== Saved data entries ==
** BEGIN **

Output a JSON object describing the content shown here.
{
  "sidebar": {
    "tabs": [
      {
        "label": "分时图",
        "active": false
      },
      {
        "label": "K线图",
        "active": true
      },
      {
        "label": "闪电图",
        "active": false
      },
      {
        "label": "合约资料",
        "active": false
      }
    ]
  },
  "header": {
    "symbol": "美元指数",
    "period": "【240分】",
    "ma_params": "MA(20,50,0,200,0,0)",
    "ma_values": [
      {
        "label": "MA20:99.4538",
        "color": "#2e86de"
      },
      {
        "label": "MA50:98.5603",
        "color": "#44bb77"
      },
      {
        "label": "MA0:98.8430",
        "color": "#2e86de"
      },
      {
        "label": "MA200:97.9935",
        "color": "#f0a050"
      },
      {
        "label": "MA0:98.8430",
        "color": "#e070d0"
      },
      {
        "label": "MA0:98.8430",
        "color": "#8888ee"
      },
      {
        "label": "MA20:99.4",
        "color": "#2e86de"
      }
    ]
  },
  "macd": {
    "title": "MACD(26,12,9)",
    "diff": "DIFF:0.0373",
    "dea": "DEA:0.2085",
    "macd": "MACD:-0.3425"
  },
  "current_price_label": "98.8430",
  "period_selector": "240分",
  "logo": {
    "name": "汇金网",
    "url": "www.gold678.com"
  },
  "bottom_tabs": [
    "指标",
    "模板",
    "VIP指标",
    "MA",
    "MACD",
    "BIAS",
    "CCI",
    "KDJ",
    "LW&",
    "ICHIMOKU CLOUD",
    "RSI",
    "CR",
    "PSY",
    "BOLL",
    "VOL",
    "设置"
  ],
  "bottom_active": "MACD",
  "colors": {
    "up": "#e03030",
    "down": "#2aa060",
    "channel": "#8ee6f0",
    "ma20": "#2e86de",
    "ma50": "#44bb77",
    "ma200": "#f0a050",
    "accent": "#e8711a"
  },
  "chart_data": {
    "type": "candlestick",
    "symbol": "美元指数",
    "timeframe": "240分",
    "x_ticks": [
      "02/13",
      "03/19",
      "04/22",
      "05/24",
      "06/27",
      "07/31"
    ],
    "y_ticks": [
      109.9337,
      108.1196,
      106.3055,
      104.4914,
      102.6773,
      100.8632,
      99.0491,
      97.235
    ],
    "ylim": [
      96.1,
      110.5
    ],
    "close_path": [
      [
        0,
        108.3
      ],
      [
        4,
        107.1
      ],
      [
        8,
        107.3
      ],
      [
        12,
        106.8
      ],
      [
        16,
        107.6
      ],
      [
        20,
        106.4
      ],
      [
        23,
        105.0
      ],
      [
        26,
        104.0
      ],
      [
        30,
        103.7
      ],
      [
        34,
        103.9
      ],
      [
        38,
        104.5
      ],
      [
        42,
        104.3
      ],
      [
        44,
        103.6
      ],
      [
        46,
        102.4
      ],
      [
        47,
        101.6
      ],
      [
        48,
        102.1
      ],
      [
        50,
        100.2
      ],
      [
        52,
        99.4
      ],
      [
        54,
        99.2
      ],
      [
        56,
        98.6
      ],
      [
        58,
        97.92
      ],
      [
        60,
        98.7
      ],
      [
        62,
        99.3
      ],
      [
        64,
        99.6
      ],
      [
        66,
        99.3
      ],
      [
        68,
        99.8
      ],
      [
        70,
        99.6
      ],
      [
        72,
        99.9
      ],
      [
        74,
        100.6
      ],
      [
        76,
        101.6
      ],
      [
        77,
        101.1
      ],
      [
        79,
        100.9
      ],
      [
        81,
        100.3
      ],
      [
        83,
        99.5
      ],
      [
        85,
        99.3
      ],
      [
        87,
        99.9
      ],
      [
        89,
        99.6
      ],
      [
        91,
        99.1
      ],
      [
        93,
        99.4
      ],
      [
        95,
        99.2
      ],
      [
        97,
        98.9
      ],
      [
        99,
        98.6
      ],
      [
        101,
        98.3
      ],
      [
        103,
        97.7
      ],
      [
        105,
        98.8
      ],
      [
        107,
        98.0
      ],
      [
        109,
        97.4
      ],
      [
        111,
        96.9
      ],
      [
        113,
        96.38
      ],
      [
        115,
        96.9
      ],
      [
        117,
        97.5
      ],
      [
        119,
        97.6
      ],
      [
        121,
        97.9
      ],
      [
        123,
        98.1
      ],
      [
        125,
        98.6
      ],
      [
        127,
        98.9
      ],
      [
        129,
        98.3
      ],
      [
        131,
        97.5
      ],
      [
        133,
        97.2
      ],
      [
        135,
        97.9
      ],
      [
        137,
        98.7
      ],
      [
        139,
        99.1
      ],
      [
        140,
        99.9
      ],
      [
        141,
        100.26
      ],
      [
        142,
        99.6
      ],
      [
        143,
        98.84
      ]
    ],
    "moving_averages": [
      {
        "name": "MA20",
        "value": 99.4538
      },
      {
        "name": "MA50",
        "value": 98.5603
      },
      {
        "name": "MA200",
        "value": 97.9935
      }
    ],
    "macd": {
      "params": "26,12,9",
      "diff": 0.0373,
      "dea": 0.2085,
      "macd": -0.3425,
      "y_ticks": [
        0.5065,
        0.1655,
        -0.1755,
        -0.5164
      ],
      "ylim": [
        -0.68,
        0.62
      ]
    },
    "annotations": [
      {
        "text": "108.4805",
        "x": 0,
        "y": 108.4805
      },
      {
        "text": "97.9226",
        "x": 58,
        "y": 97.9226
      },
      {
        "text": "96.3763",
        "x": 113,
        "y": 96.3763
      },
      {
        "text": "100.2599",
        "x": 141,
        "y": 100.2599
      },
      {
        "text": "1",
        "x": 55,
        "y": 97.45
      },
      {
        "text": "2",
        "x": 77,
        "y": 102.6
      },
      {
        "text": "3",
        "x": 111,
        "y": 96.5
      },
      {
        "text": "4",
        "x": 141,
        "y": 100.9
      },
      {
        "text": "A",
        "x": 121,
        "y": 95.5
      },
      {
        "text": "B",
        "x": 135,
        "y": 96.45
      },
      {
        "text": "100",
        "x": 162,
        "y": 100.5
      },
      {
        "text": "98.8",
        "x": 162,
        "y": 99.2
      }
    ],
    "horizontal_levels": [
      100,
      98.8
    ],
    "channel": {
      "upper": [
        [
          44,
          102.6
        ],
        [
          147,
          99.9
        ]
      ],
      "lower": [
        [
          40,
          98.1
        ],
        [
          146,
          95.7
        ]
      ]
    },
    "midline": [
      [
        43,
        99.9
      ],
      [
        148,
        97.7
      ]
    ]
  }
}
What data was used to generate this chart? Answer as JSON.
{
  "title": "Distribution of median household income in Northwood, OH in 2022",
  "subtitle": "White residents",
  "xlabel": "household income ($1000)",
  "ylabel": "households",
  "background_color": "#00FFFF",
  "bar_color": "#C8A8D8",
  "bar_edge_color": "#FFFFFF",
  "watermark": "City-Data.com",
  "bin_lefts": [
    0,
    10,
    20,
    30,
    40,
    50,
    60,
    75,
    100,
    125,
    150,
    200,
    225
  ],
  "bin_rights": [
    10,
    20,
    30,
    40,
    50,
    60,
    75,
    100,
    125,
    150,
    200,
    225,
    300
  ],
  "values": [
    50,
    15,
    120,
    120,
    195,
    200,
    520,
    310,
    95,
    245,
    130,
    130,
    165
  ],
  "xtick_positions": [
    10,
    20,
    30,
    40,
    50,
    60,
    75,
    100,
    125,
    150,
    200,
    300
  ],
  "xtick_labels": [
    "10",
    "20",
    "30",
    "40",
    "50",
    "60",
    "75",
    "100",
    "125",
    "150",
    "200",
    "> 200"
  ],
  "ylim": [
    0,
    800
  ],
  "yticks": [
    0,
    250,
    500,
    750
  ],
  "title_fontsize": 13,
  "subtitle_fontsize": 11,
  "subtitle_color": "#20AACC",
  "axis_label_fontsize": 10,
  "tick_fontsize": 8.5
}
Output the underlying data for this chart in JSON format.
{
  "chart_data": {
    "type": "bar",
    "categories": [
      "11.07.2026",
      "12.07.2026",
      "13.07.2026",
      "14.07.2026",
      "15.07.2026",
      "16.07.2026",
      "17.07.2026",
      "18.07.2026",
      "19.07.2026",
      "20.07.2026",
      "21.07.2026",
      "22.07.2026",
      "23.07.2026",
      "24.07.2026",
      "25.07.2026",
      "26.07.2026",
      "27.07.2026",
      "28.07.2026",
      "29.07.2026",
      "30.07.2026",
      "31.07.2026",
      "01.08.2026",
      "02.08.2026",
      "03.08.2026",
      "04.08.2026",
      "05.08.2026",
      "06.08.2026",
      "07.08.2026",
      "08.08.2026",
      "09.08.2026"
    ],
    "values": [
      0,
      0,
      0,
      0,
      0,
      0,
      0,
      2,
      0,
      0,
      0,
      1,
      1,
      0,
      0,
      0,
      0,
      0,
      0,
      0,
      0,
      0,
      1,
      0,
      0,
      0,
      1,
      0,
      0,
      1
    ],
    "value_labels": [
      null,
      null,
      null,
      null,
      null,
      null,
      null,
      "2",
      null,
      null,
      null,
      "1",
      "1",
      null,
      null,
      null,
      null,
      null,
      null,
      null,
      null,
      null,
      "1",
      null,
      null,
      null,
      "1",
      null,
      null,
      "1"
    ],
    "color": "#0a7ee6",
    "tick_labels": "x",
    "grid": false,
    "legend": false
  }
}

** END **

== AIM OF THE EXERCISE ==
Gather each line holding the string "name".

== ANSWER TO THIS PROBLEM ==
    "name": "汇金网",
        "name": "MA20",
        "name": "MA50",
        "name": "MA200",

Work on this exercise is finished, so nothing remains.